>> start
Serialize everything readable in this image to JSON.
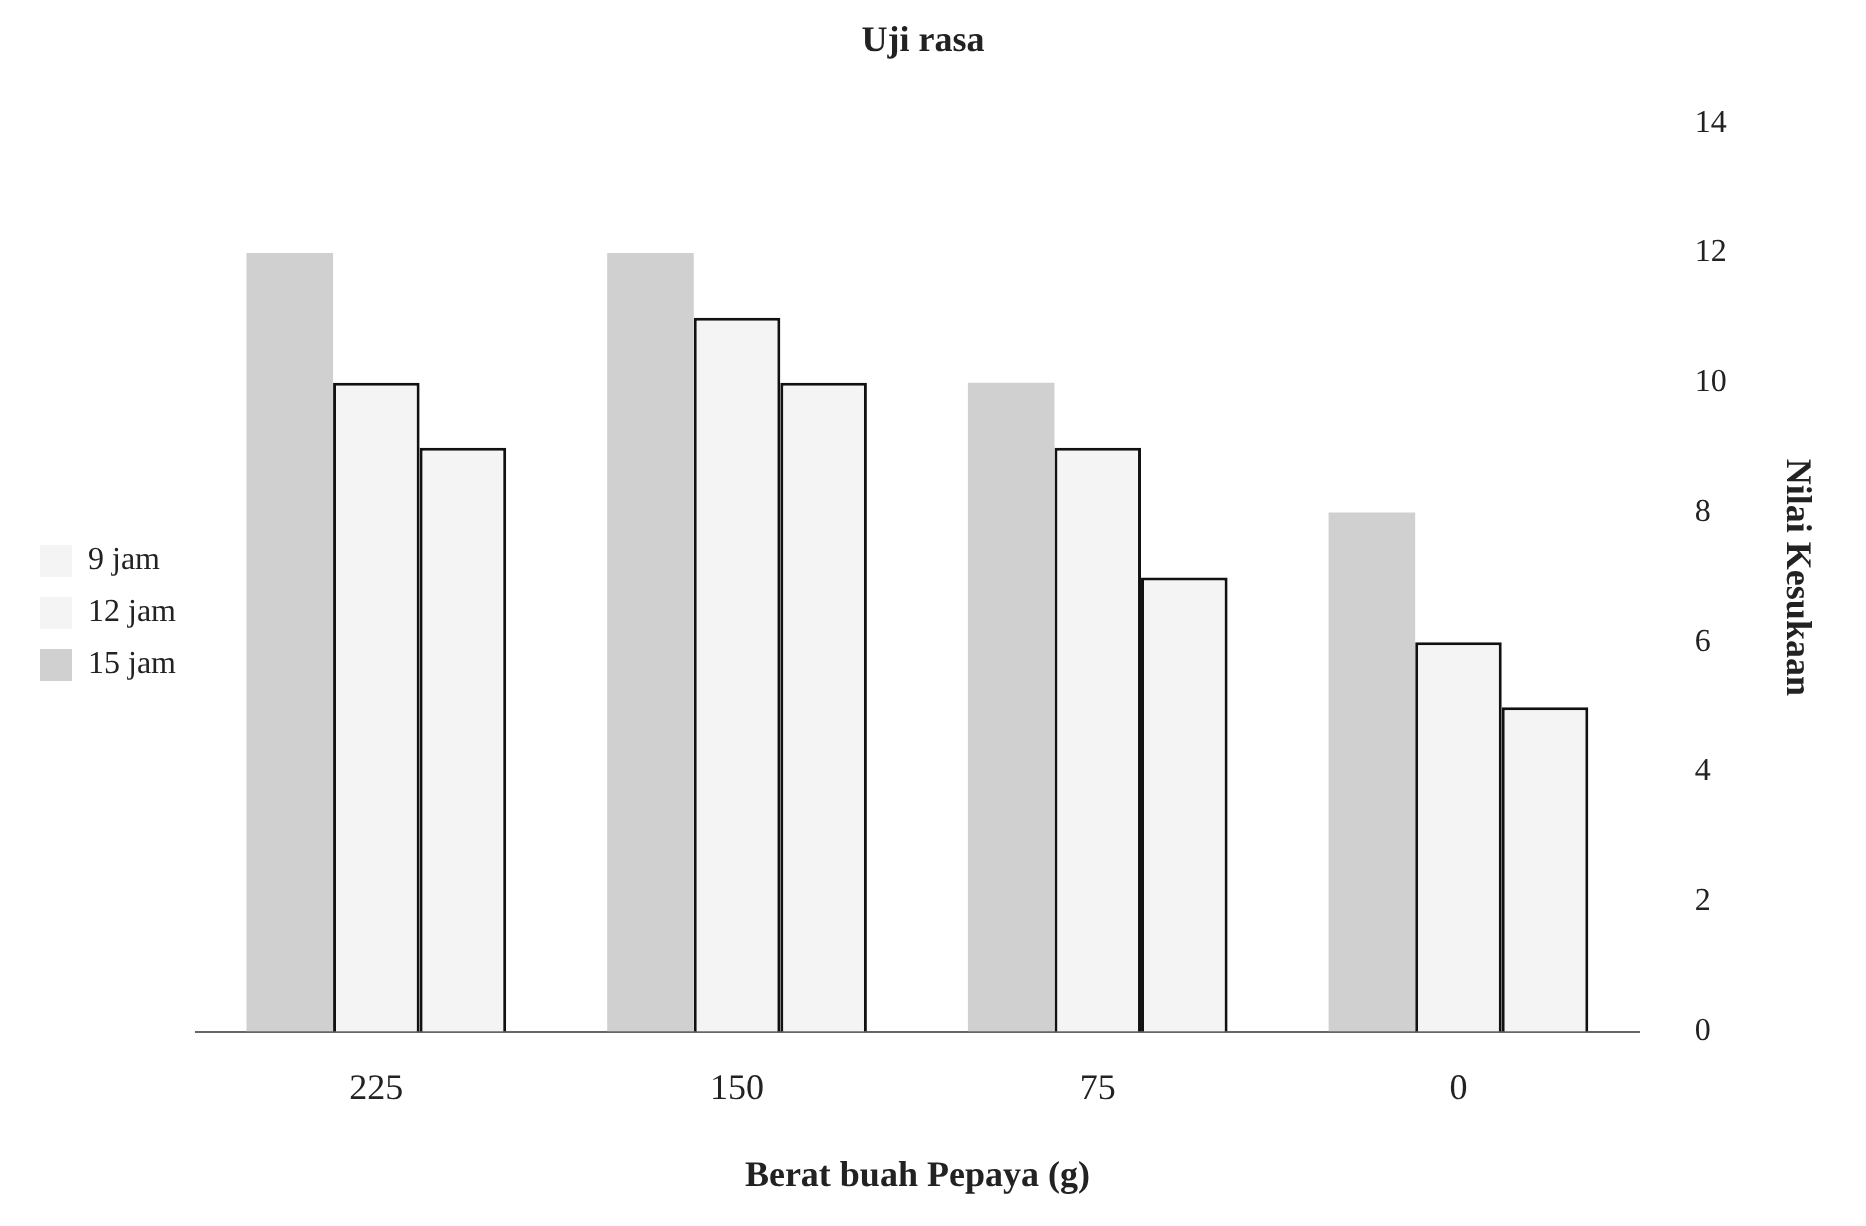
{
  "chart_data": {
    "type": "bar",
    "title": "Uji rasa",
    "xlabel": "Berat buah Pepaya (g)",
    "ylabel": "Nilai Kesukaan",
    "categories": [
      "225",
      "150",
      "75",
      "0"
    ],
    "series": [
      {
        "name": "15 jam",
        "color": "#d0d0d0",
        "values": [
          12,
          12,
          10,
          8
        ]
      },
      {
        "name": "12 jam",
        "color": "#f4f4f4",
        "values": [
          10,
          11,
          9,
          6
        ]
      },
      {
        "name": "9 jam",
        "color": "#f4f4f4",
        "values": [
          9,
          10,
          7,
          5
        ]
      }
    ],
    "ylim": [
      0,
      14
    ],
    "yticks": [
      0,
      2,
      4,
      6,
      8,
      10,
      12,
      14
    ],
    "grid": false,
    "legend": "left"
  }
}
>> end
>> start
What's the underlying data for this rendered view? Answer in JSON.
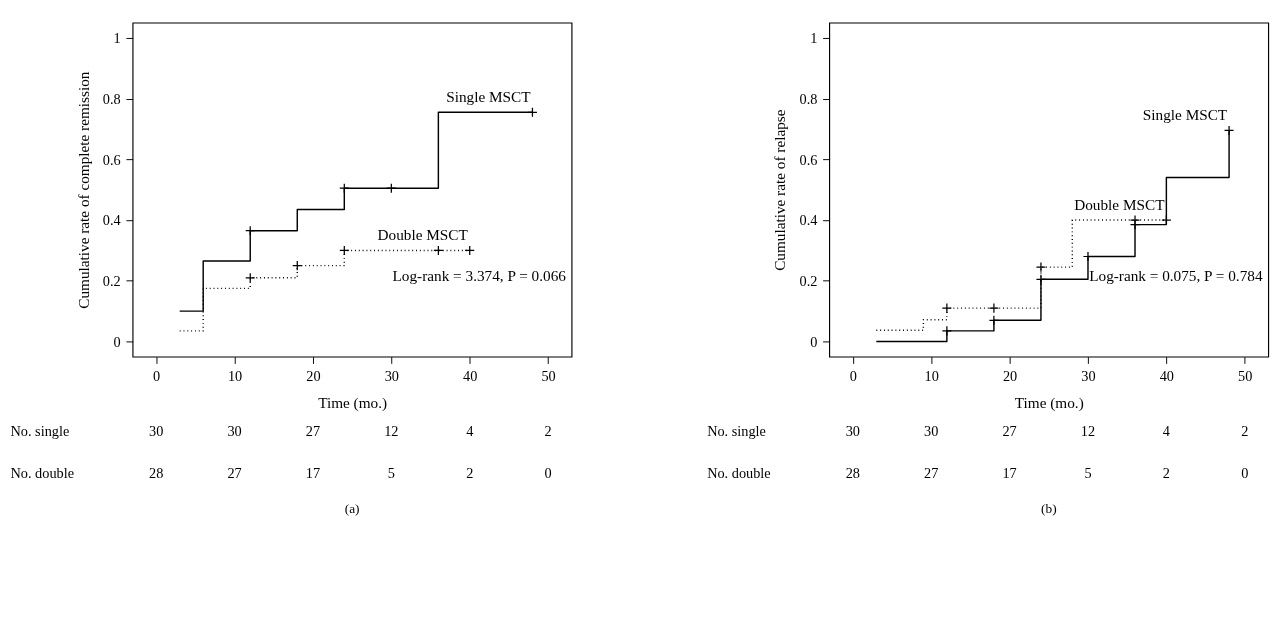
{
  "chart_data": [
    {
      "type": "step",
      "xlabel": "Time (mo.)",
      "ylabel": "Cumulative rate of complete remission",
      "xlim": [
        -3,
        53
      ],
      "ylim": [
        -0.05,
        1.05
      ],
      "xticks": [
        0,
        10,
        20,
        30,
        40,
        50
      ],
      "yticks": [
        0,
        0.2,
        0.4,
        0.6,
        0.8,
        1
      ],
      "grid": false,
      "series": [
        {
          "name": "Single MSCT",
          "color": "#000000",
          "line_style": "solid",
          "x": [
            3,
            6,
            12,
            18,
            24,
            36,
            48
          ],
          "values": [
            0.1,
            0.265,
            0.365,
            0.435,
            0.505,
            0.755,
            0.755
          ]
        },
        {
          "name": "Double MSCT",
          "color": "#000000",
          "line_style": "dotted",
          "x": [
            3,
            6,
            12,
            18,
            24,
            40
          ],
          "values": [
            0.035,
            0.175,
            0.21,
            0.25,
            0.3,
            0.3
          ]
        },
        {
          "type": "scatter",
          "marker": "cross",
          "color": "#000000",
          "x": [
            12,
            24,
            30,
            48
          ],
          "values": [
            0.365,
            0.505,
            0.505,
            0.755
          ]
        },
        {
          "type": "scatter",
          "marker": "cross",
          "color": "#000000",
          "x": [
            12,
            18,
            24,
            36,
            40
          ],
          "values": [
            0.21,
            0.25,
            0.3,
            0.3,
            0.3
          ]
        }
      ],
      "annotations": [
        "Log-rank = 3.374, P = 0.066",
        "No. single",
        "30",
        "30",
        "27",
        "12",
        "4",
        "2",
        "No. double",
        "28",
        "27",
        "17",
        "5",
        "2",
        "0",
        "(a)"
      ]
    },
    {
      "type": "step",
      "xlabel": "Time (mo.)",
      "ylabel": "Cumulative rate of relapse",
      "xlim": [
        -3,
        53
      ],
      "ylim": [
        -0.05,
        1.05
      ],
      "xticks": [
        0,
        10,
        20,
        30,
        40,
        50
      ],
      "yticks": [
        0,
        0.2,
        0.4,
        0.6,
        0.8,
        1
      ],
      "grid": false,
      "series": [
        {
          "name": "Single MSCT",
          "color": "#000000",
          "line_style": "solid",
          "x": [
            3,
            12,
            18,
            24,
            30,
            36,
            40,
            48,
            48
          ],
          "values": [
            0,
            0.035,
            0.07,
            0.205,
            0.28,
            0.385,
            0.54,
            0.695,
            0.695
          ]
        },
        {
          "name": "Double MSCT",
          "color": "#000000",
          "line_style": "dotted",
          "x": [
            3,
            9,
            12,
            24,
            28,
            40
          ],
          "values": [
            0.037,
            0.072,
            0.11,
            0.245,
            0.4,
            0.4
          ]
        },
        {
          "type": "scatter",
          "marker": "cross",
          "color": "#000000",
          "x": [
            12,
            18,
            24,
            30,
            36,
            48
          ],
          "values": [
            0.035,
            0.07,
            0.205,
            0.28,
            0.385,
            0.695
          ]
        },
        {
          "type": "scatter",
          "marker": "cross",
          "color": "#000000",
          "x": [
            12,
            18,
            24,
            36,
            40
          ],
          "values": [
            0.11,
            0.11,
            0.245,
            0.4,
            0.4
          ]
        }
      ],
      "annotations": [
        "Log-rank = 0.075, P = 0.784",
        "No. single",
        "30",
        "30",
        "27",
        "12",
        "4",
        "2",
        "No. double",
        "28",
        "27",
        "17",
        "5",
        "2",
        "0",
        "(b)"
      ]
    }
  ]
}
>> end
TO DO: State how many lines of the data include the word "rank", with nothing else.

WORKED ANSWER: 2